__WHAT IS BEING ASKED__. Tell how many lines contain the word "screenshot". Reply with the number only.

═══ EXTRACTED INFORMATION

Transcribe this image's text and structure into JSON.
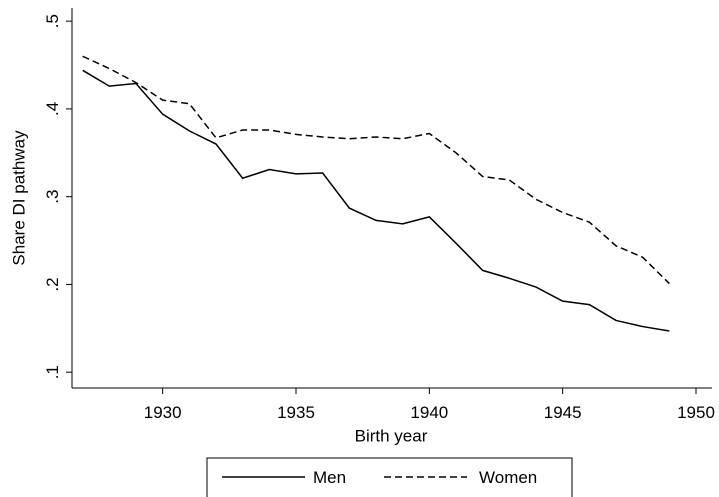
{
  "chart_data": {
    "type": "line",
    "x_label": "Birth year",
    "y_label": "Share DI pathway",
    "x": [
      1927,
      1928,
      1929,
      1930,
      1931,
      1932,
      1933,
      1934,
      1935,
      1936,
      1937,
      1938,
      1939,
      1940,
      1941,
      1942,
      1943,
      1944,
      1945,
      1946,
      1947,
      1948,
      1949
    ],
    "series": [
      {
        "name": "Men",
        "color": "#000000",
        "style": "solid",
        "values": [
          0.444,
          0.426,
          0.429,
          0.394,
          0.375,
          0.36,
          0.321,
          0.331,
          0.326,
          0.327,
          0.287,
          0.273,
          0.269,
          0.277,
          0.247,
          0.216,
          0.207,
          0.197,
          0.181,
          0.177,
          0.159,
          0.152,
          0.147
        ]
      },
      {
        "name": "Women",
        "color": "#000000",
        "style": "dashed",
        "values": [
          0.46,
          0.446,
          0.43,
          0.41,
          0.406,
          0.367,
          0.376,
          0.376,
          0.371,
          0.368,
          0.366,
          0.368,
          0.366,
          0.372,
          0.35,
          0.323,
          0.319,
          0.297,
          0.282,
          0.271,
          0.244,
          0.231,
          0.201
        ]
      }
    ],
    "xlim": [
      1926.6,
      1950.6
    ],
    "xticks": [
      1930,
      1935,
      1940,
      1945,
      1950
    ],
    "ylim": [
      0.082,
      0.515
    ],
    "yticks": [
      {
        "value": 0.1,
        "label": ".1"
      },
      {
        "value": 0.2,
        "label": ".2"
      },
      {
        "value": 0.3,
        "label": ".3"
      },
      {
        "value": 0.4,
        "label": ".4"
      },
      {
        "value": 0.5,
        "label": ".5"
      }
    ],
    "legend": "bottom"
  }
}
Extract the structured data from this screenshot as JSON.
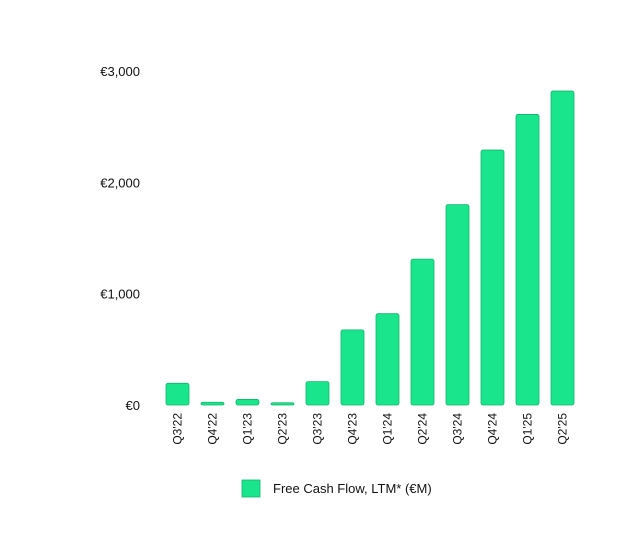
{
  "chart_data": {
    "type": "bar",
    "categories": [
      "Q3'22",
      "Q4'22",
      "Q1'23",
      "Q2'23",
      "Q3'23",
      "Q4'23",
      "Q1'24",
      "Q2'24",
      "Q3'24",
      "Q4'24",
      "Q1'25",
      "Q2'25"
    ],
    "series": [
      {
        "name": "Free Cash Flow, LTM* (€M)",
        "values": [
          195,
          25,
          50,
          20,
          210,
          675,
          820,
          1310,
          1800,
          2290,
          2610,
          2820
        ],
        "color": "#19e68c"
      }
    ],
    "title": "",
    "xlabel": "",
    "ylabel": "",
    "ylim": [
      0,
      3000
    ],
    "yticks": [
      0,
      1000,
      2000,
      3000
    ],
    "ytick_labels": [
      "€0",
      "€1,000",
      "€2,000",
      "€3,000"
    ],
    "grid": false,
    "legend_position": "bottom"
  }
}
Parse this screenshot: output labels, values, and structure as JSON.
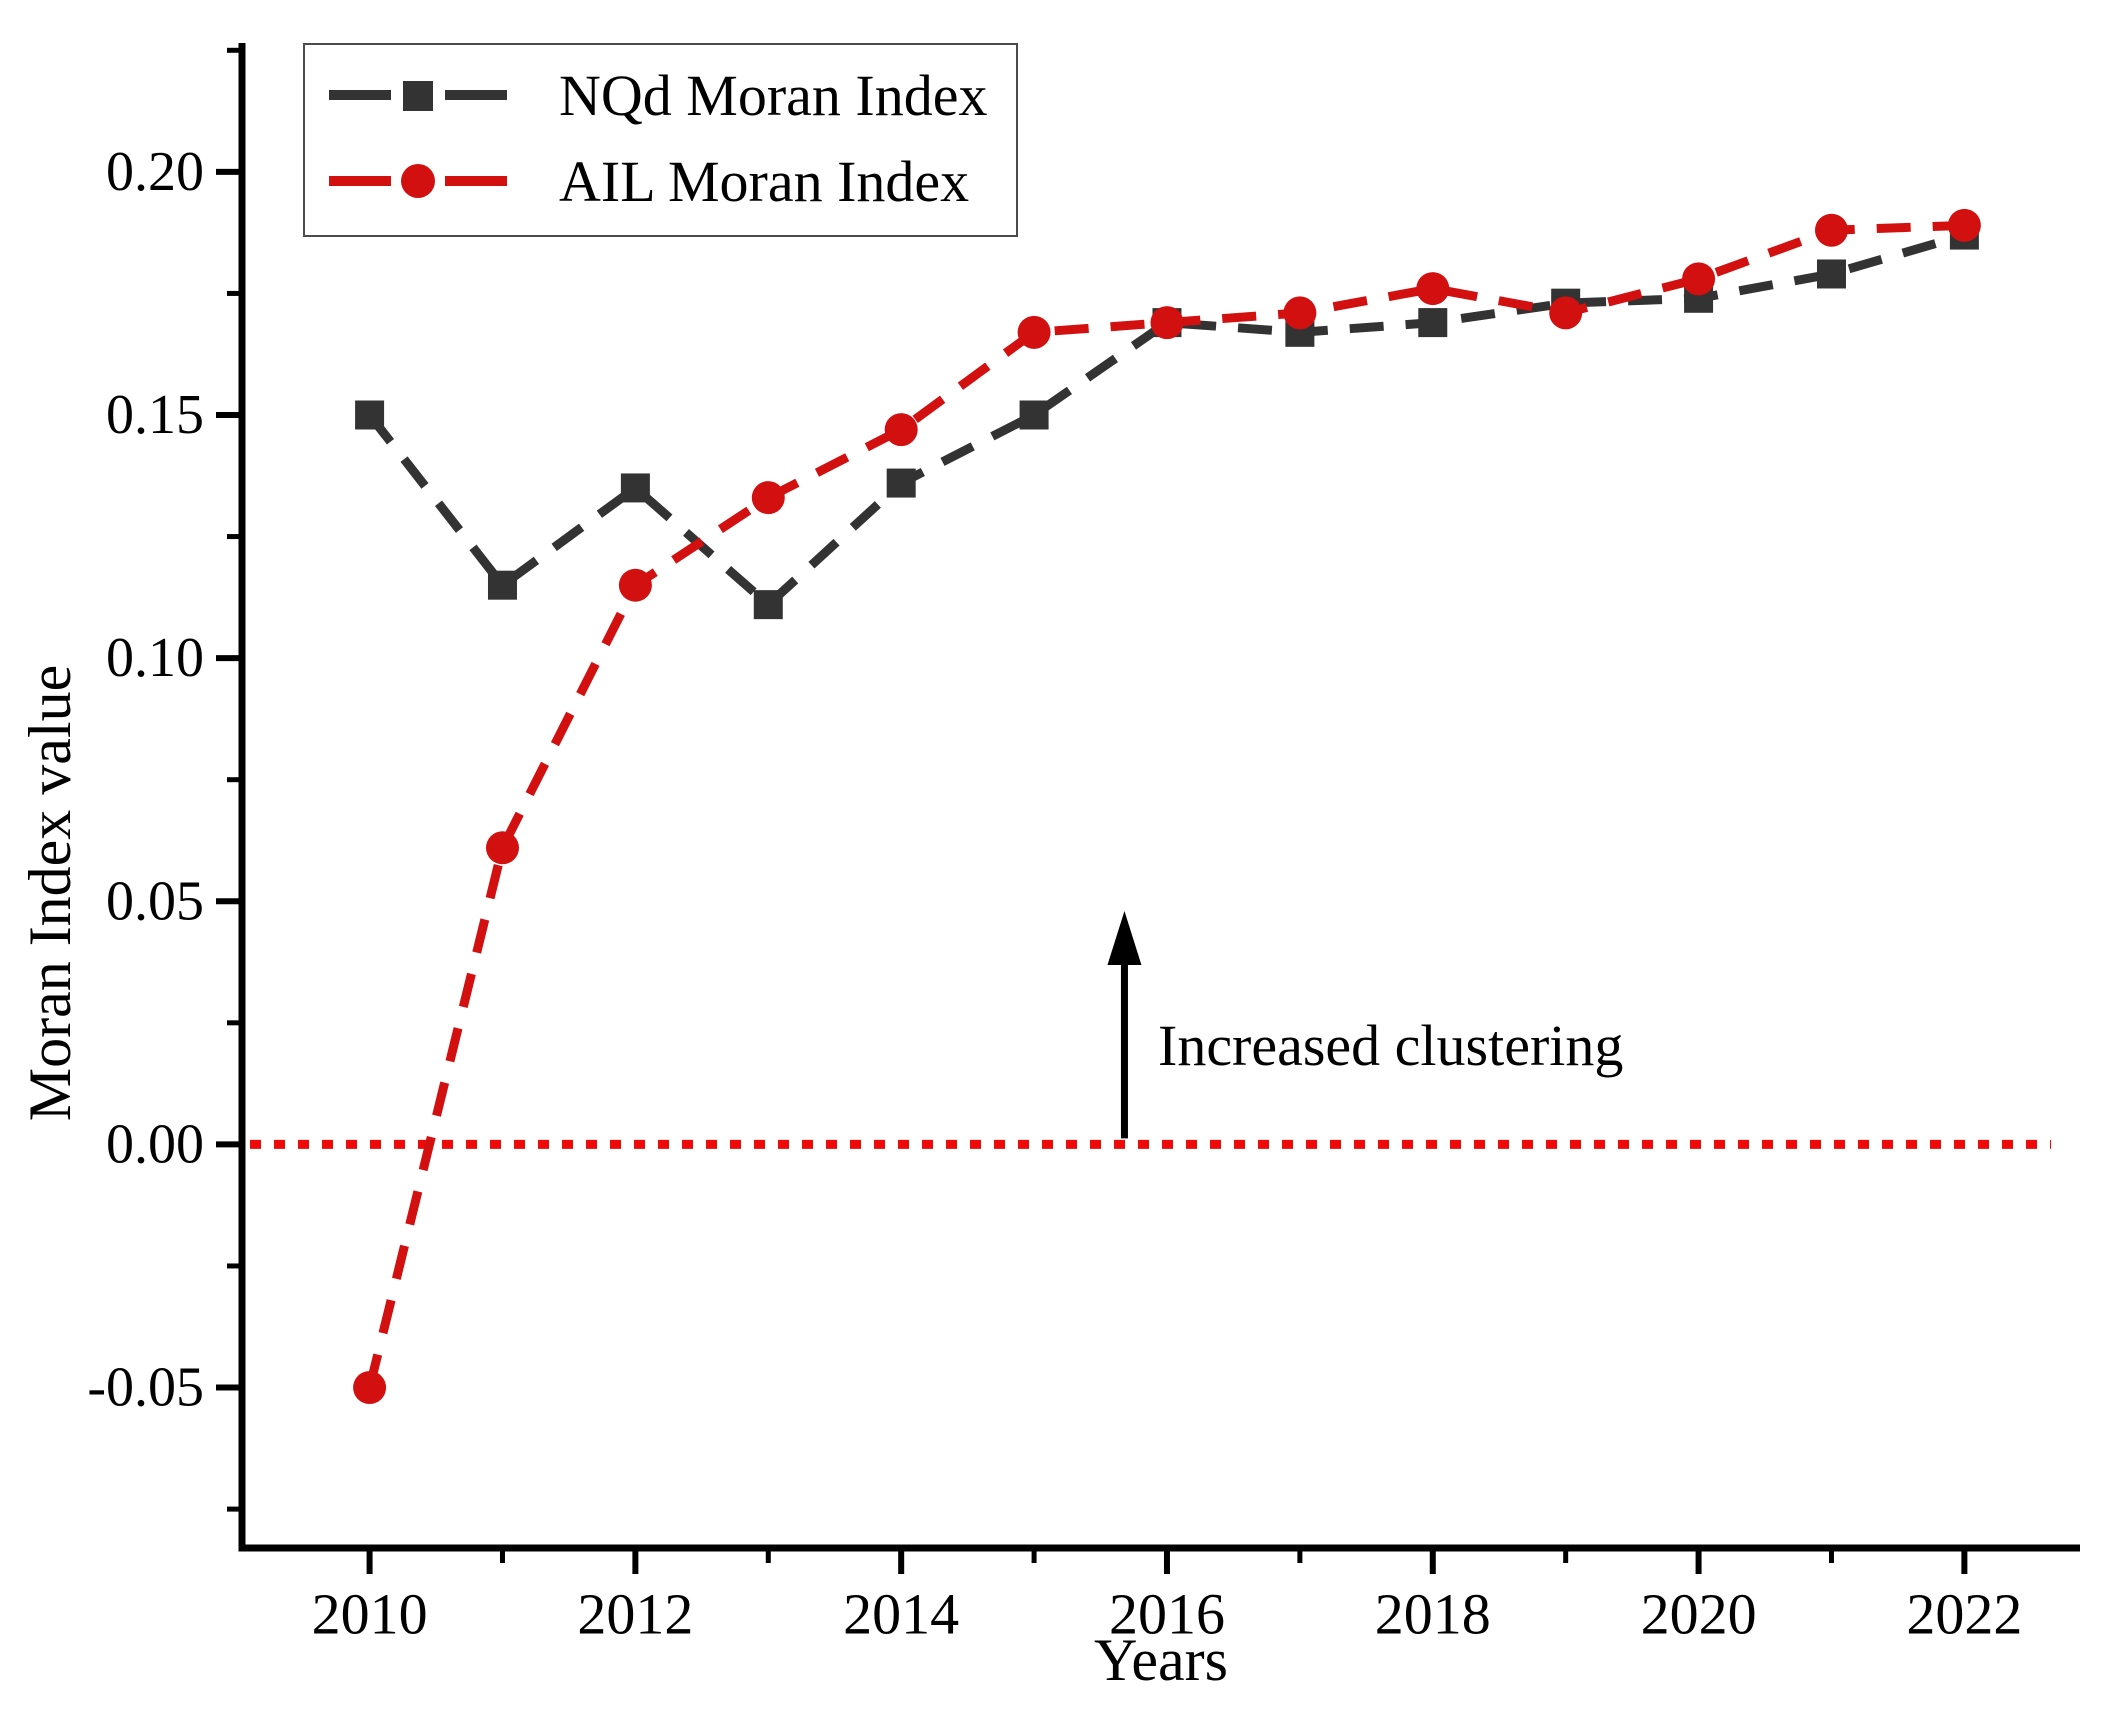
{
  "chart_data": {
    "type": "line",
    "title": "",
    "xlabel": "Years",
    "ylabel": "Moran Index value",
    "x": [
      2010,
      2011,
      2012,
      2013,
      2014,
      2015,
      2016,
      2017,
      2018,
      2019,
      2020,
      2021,
      2022
    ],
    "series": [
      {
        "name": "NQd Moran Index",
        "marker": "square",
        "color": "#333333",
        "line_style": "dashed",
        "values": [
          0.15,
          0.115,
          0.135,
          0.111,
          0.136,
          0.15,
          0.169,
          0.167,
          0.169,
          0.173,
          0.174,
          0.179,
          0.187
        ]
      },
      {
        "name": "AIL Moran Index",
        "marker": "circle",
        "color": "#D21010",
        "line_style": "dashed",
        "values": [
          -0.05,
          0.061,
          0.115,
          0.133,
          0.147,
          0.167,
          0.169,
          0.171,
          0.176,
          0.171,
          0.178,
          0.188,
          0.189
        ]
      }
    ],
    "xlim": [
      2009.04,
      2022.87
    ],
    "ylim": [
      -0.083,
      0.2265
    ],
    "x_ticks_major": {
      "values": [
        2010,
        2012,
        2014,
        2016,
        2018,
        2020,
        2022
      ],
      "labels": [
        "2010",
        "2012",
        "2014",
        "2016",
        "2018",
        "2020",
        "2022"
      ]
    },
    "x_ticks_minor": [
      2011,
      2013,
      2015,
      2017,
      2019,
      2021
    ],
    "y_ticks_major": {
      "values": [
        0.2,
        0.15,
        0.1,
        0.05,
        0.0,
        -0.05
      ],
      "labels": [
        "0.20",
        "0.15",
        "0.10",
        "0.05",
        "0.00",
        "-0.05"
      ]
    },
    "y_ticks_minor": [
      0.225,
      0.175,
      0.125,
      0.075,
      0.025,
      -0.025,
      -0.075
    ],
    "grid": false,
    "legend_position": "top-left",
    "reference_line": {
      "y": 0.0,
      "color": "#EF0A0A",
      "style": "dotted"
    },
    "annotation": {
      "text": "Increased clustering",
      "arrow_x": 2015.68,
      "arrow_y_from": 0.0,
      "arrow_y_to": 0.048,
      "color": "#000000"
    },
    "axis_color": "#000000"
  },
  "legend": {
    "items": [
      {
        "label": "NQd Moran Index"
      },
      {
        "label": "AIL Moran Index"
      }
    ]
  },
  "titles": {
    "x_axis": "Years",
    "y_axis": "Moran Index value"
  }
}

══════

__EXERCISE OUTPUT__. 2